[SET TASK]: Copy out every record precisely.

****

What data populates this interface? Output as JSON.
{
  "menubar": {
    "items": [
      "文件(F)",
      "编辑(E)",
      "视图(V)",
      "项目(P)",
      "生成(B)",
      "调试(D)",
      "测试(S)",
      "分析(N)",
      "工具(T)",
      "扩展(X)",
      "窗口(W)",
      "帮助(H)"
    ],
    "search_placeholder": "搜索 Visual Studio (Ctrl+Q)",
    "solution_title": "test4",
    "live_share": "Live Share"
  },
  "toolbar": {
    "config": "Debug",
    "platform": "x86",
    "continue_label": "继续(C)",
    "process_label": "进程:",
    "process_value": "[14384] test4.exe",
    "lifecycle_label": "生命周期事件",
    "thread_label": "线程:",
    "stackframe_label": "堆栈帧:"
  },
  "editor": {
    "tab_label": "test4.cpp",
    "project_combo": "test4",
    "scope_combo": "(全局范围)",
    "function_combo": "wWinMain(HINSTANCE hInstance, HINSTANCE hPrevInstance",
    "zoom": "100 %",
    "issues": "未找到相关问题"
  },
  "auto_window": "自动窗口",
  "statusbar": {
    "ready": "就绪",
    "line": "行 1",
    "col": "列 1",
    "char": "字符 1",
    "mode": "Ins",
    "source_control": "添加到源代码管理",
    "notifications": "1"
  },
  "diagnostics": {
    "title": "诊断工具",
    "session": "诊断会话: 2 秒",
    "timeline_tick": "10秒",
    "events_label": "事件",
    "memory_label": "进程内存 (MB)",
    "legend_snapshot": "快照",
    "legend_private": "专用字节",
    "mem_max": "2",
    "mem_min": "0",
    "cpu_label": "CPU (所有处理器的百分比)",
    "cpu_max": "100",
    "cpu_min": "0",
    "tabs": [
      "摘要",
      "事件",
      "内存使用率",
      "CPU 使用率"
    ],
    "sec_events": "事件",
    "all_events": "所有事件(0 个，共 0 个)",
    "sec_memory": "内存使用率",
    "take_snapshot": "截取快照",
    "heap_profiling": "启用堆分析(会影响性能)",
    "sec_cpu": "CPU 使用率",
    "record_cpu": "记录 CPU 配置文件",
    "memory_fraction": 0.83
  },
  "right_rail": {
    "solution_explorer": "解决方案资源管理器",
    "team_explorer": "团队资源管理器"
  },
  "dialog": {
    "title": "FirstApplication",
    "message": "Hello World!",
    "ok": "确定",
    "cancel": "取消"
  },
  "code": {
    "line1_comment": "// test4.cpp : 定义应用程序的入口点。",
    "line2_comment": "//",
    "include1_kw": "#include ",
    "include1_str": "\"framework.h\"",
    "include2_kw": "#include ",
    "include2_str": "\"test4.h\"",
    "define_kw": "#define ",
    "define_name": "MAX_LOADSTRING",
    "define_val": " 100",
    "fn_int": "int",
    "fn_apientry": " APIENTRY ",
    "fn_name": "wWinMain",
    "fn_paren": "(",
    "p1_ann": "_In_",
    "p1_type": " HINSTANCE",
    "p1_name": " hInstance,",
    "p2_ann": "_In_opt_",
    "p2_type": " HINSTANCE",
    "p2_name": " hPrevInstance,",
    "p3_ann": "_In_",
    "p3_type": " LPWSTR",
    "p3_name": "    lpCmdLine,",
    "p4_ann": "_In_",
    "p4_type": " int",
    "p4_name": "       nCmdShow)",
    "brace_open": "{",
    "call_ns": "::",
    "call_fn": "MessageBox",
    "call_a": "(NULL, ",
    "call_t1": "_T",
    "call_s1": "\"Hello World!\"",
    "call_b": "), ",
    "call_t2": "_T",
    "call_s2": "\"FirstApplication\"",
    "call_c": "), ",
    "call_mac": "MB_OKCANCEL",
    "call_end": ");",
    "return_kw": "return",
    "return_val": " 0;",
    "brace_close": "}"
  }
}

****

[RESULT OF THIS EXERCISE]:
What data populates this interface? Output as JSON.
{
  "menubar": {
    "items": [
      "文件(F)",
      "编辑(E)",
      "视图(V)",
      "项目(P)",
      "生成(B)",
      "调试(D)",
      "测试(S)",
      "分析(N)",
      "工具(T)",
      "扩展(X)",
      "窗口(W)",
      "帮助(H)"
    ],
    "search_placeholder": "搜索 Visual Studio (Ctrl+Q)",
    "solution_title": "test4",
    "live_share": "Live Share"
  },
  "toolbar": {
    "config": "Debug",
    "platform": "x86",
    "continue_label": "继续(C)",
    "process_label": "进程:",
    "process_value": "[14384] test4.exe",
    "lifecycle_label": "生命周期事件",
    "thread_label": "线程:",
    "stackframe_label": "堆栈帧:"
  },
  "editor": {
    "tab_label": "test4.cpp",
    "project_combo": "test4",
    "scope_combo": "(全局范围)",
    "function_combo": "wWinMain(HINSTANCE hInstance, HINSTANCE hPrevInstance",
    "zoom": "100 %",
    "issues": "未找到相关问题"
  },
  "auto_window": "自动窗口",
  "statusbar": {
    "ready": "就绪",
    "line": "行 1",
    "col": "列 1",
    "char": "字符 1",
    "mode": "Ins",
    "source_control": "添加到源代码管理",
    "notifications": "1"
  },
  "diagnostics": {
    "title": "诊断工具",
    "session": "诊断会话: 2 秒",
    "timeline_tick": "10秒",
    "events_label": "事件",
    "memory_label": "进程内存 (MB)",
    "legend_snapshot": "快照",
    "legend_private": "专用字节",
    "mem_max": "2",
    "mem_min": "0",
    "cpu_label": "CPU (所有处理器的百分比)",
    "cpu_max": "100",
    "cpu_min": "0",
    "tabs": [
      "摘要",
      "事件",
      "内存使用率",
      "CPU 使用率"
    ],
    "sec_events": "事件",
    "all_events": "所有事件(0 个，共 0 个)",
    "sec_memory": "内存使用率",
    "take_snapshot": "截取快照",
    "heap_profiling": "启用堆分析(会影响性能)",
    "sec_cpu": "CPU 使用率",
    "record_cpu": "记录 CPU 配置文件",
    "memory_fraction": 0.83
  },
  "right_rail": {
    "solution_explorer": "解决方案资源管理器",
    "team_explorer": "团队资源管理器"
  },
  "dialog": {
    "title": "FirstApplication",
    "message": "Hello World!",
    "ok": "确定",
    "cancel": "取消"
  },
  "code": {
    "line1_comment": "// test4.cpp : 定义应用程序的入口点。",
    "line2_comment": "//",
    "include1_kw": "#include ",
    "include1_str": "\"framework.h\"",
    "include2_kw": "#include ",
    "include2_str": "\"test4.h\"",
    "define_kw": "#define ",
    "define_name": "MAX_LOADSTRING",
    "define_val": " 100",
    "fn_int": "int",
    "fn_apientry": " APIENTRY ",
    "fn_name": "wWinMain",
    "fn_paren": "(",
    "p1_ann": "_In_",
    "p1_type": " HINSTANCE",
    "p1_name": " hInstance,",
    "p2_ann": "_In_opt_",
    "p2_type": " HINSTANCE",
    "p2_name": " hPrevInstance,",
    "p3_ann": "_In_",
    "p3_type": " LPWSTR",
    "p3_name": "    lpCmdLine,",
    "p4_ann": "_In_",
    "p4_type": " int",
    "p4_name": "       nCmdShow)",
    "brace_open": "{",
    "call_ns": "::",
    "call_fn": "MessageBox",
    "call_a": "(NULL, ",
    "call_t1": "_T",
    "call_s1": "\"Hello World!\"",
    "call_b": "), ",
    "call_t2": "_T",
    "call_s2": "\"FirstApplication\"",
    "call_c": "), ",
    "call_mac": "MB_OKCANCEL",
    "call_end": ");",
    "return_kw": "return",
    "return_val": " 0;",
    "brace_close": "}"
  }
}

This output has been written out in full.